» TO BE DONE: Find the string "icon" in the listing and report every line that has it.

» Data entries:

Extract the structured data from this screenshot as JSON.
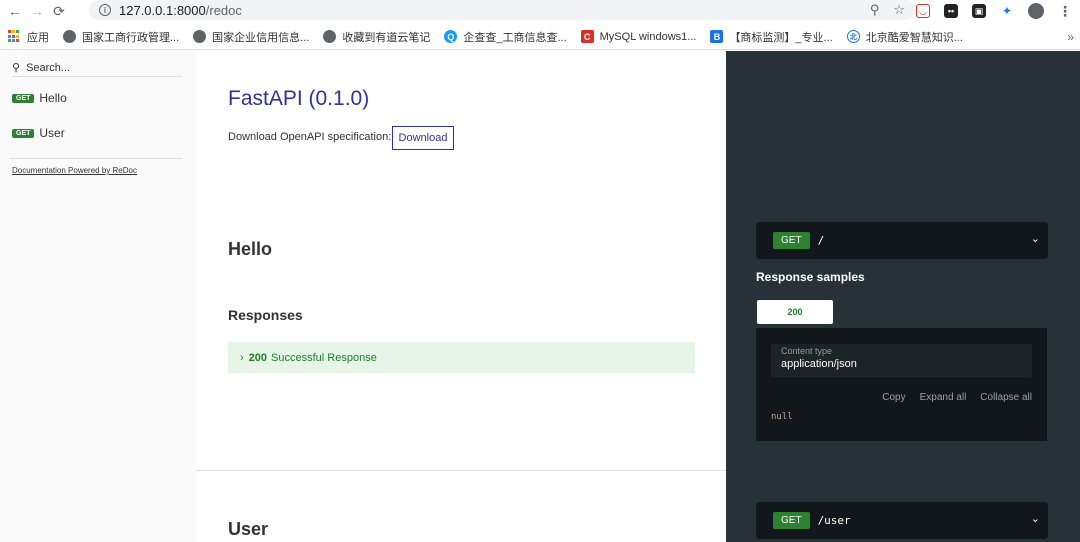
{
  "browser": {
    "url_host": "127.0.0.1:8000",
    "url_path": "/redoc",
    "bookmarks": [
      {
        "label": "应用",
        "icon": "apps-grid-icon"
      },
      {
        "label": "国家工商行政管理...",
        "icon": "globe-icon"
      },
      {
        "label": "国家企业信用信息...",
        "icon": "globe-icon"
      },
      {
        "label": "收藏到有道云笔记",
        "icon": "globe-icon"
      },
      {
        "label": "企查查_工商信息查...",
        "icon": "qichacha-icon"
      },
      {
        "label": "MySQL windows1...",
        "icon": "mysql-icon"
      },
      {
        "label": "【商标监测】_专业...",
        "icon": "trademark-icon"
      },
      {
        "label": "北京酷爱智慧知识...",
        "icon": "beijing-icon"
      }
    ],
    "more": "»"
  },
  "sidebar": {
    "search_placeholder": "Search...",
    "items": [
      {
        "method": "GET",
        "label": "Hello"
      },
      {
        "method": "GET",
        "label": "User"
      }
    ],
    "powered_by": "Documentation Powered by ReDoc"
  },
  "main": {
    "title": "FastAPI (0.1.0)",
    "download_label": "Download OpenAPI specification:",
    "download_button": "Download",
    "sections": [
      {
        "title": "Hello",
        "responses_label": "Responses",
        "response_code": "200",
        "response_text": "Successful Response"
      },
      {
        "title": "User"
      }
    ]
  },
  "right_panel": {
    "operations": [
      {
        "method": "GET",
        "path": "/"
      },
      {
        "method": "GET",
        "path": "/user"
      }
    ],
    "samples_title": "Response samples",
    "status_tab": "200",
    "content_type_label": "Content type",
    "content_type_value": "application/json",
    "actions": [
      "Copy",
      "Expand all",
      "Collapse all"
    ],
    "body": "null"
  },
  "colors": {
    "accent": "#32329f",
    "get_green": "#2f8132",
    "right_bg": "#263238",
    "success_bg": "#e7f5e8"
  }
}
---
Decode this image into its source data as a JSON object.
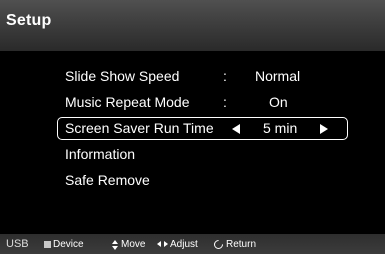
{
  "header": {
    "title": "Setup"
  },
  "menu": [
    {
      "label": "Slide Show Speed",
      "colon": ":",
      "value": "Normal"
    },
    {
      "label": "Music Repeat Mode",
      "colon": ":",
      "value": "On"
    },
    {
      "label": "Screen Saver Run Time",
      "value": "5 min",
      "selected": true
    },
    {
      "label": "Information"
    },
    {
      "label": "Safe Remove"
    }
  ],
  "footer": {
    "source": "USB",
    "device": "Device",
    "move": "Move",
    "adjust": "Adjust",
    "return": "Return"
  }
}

» OUTPUT OF THE EXERCISE:
        "icon": "apps-grid-icon"
        "icon": "globe-icon"
        "icon": "globe-icon"
        "icon": "globe-icon"
        "icon": "qichacha-icon"
        "icon": "mysql-icon"
        "icon": "trademark-icon"
        "icon": "beijing-icon"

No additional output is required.